> [Selected text]
####################
Mother influenced my interests in literature. Of course I went through the horse story stage and, later, the teen-age romances, but since the age of seven I have, for many years, been reading and enjoying historical novels. Mother taught history before she was married, and the only books I ever received for Christmas were about Queen Elizabeth, King Louis, or some similar topic!
The point at which I was doing the most reading was about five or six years ago. During the spring and fall I would be sick with asthma most of the time and often would read fifteen or twenty books a week. These, of course, were mostly children's books, but here I became acquainted with classics such as David Copperfield, Secret Garden, and the entire Alcott series.
Only this year have I started picking up the works of Schweitzer, Shakespeare, and other great minds, and I do not thoroughly understand this thought-provoking literature as of yet. But I hope and feel sure that the interest and understanding will grow with time and that I can look forward to enjoying good reading material for the rest of my life.
Parents and teachers may expect teen-agers to grow in their ability to make deeper interpretations of books and to show increased skill in finding clues to character and plot that make voluntary reading more creative and rewarding. They may also expect them to show increased ability to grasp the author's pattern of thought as they read, to make a creative summary, and to read fast when skimming is appropriate.
During the senior high school years students should take more responsibility for their own improvement in reading. Some teachers let each student choose a topic on which he wants to read intensively. From time to time the teacher will have a conference with the student to discuss the books he has read and to suggest others along similar lines.
####################
> [Work to do]
A. Summarize the text on teen-age reading in two sentences.
B. According to the text on teen-age reading, what abilities may parents and teachers expect teen-agers to grow in or show? List every one.
C. In the text on teen-age reading, how many books a week did the writer often read while sick with asthma?
None of the lines are needed for this work.

> [Supplied material]
####################
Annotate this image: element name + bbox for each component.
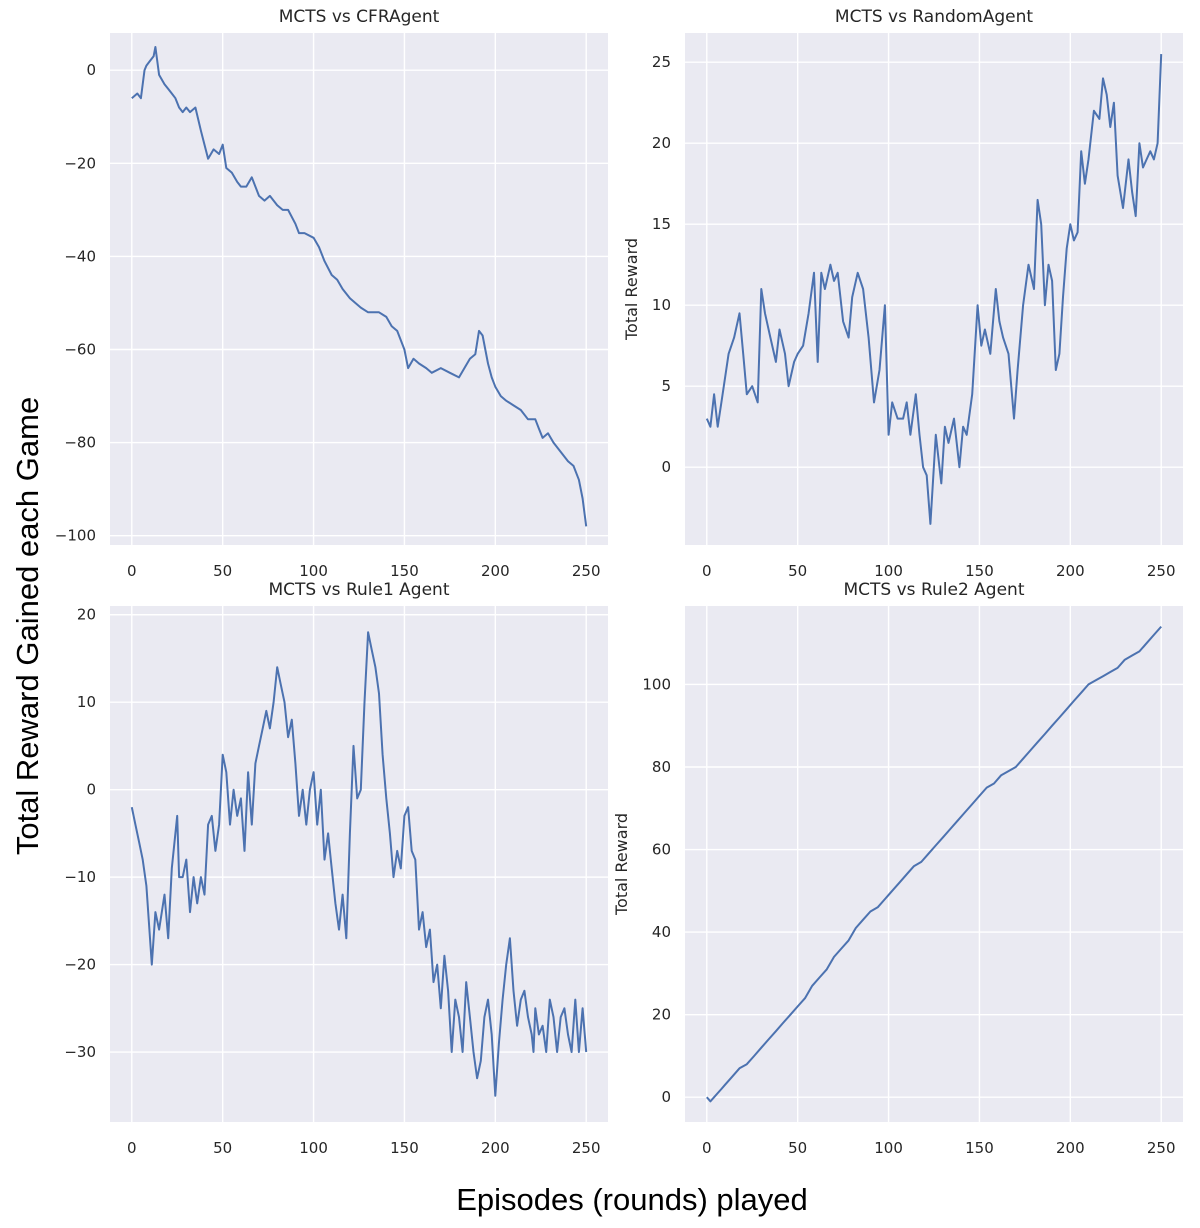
####################
> [Responses to the tasks]
A. The writer's mother, who taught history before marriage, shaped an interest in literature, and the writer read heavily while sick with asthma, meeting classics that way and only this year beginning works by Schweitzer and Shakespeare. Parents and teachers may expect teen-agers to interpret books more deeply and read with greater skill, and senior high school students should take more responsibility for their own improvement in reading.

B.
- Making deeper interpretations of books
- Finding clues to character and plot
- Grasping the author's pattern of thought while reading
- Making a creative summary
- Reading fast when skimming is appropriate

C. Fifteen or twenty books a week.